## Start

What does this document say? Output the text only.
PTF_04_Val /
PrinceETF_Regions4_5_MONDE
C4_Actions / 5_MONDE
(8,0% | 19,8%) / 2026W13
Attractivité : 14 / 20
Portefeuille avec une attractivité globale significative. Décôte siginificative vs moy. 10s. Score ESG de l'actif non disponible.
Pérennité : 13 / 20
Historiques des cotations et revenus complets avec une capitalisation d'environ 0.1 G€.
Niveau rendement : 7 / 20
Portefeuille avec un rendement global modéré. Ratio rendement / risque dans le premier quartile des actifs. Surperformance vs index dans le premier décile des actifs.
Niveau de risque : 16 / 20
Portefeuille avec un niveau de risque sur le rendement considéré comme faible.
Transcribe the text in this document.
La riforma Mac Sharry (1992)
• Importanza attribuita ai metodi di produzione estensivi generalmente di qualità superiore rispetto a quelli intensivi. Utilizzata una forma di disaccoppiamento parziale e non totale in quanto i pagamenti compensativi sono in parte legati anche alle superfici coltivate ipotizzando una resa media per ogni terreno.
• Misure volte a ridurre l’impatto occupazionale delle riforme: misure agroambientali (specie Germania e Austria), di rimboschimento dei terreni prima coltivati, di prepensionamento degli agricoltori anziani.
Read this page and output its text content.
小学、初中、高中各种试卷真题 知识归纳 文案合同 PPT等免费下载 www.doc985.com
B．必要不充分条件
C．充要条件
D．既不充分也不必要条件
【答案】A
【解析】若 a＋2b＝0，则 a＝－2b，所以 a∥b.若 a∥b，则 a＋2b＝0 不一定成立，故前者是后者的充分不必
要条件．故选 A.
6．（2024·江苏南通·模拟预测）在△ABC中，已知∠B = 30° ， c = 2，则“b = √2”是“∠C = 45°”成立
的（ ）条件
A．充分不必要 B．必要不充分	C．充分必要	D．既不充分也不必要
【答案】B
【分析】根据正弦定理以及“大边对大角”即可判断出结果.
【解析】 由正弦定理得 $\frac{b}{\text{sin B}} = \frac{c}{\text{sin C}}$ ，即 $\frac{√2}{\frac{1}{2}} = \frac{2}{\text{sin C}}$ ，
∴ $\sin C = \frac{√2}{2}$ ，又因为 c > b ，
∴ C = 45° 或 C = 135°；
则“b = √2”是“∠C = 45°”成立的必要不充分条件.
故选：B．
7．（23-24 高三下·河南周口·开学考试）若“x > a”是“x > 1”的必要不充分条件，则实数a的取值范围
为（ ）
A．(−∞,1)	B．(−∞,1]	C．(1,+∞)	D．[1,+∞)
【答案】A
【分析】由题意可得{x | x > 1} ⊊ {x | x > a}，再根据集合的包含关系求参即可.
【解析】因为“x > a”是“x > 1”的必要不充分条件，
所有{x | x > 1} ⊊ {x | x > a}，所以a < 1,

## End

## PROMPT
Print the records above in full, exactly.

## SOLUTION TO THIS PROBLEM
What does this document say? Output the text only.
PTF_04_Val /
PrinceETF_Regions4_5_MONDE
C4_Actions / 5_MONDE
(8,0% | 19,8%) / 2026W13
Attractivité : 14 / 20
Portefeuille avec une attractivité globale significative. Décôte siginificative vs moy. 10s. Score ESG de l'actif non disponible.
Pérennité : 13 / 20
Historiques des cotations et revenus complets avec une capitalisation d'environ 0.1 G€.
Niveau rendement : 7 / 20
Portefeuille avec un rendement global modéré. Ratio rendement / risque dans le premier quartile des actifs. Surperformance vs index dans le premier décile des actifs.
Niveau de risque : 16 / 20
Portefeuille avec un niveau de risque sur le rendement considéré comme faible.
Transcribe the text in this document.
La riforma Mac Sharry (1992)
• Importanza attribuita ai metodi di produzione estensivi generalmente di qualità superiore rispetto a quelli intensivi. Utilizzata una forma di disaccoppiamento parziale e non totale in quanto i pagamenti compensativi sono in parte legati anche alle superfici coltivate ipotizzando una resa media per ogni terreno.
• Misure volte a ridurre l’impatto occupazionale delle riforme: misure agroambientali (specie Germania e Austria), di rimboschimento dei terreni prima coltivati, di prepensionamento degli agricoltori anziani.
Read this page and output its text content.
小学、初中、高中各种试卷真题 知识归纳 文案合同 PPT等免费下载 www.doc985.com
B．必要不充分条件
C．充要条件
D．既不充分也不必要条件
【答案】A
【解析】若 a＋2b＝0，则 a＝－2b，所以 a∥b.若 a∥b，则 a＋2b＝0 不一定成立，故前者是后者的充分不必
要条件．故选 A.
6．（2024·江苏南通·模拟预测）在△ABC中，已知∠B = 30° ， c = 2，则“b = √2”是“∠C = 45°”成立
的（ ）条件
A．充分不必要 B．必要不充分	C．充分必要	D．既不充分也不必要
【答案】B
【分析】根据正弦定理以及“大边对大角”即可判断出结果.
【解析】 由正弦定理得 $\frac{b}{\text{sin B}} = \frac{c}{\text{sin C}}$ ，即 $\frac{√2}{\frac{1}{2}} = \frac{2}{\text{sin C}}$ ，
∴ $\sin C = \frac{√2}{2}$ ，又因为 c > b ，
∴ C = 45° 或 C = 135°；
则“b = √2”是“∠C = 45°”成立的必要不充分条件.
故选：B．
7．（23-24 高三下·河南周口·开学考试）若“x > a”是“x > 1”的必要不充分条件，则实数a的取值范围
为（ ）
A．(−∞,1)	B．(−∞,1]	C．(1,+∞)	D．[1,+∞)
【答案】A
【分析】由题意可得{x | x > 1} ⊊ {x | x > a}，再根据集合的包含关系求参即可.
【解析】因为“x > a”是“x > 1”的必要不充分条件，
所有{x | x > 1} ⊊ {x | x > a}，所以a < 1,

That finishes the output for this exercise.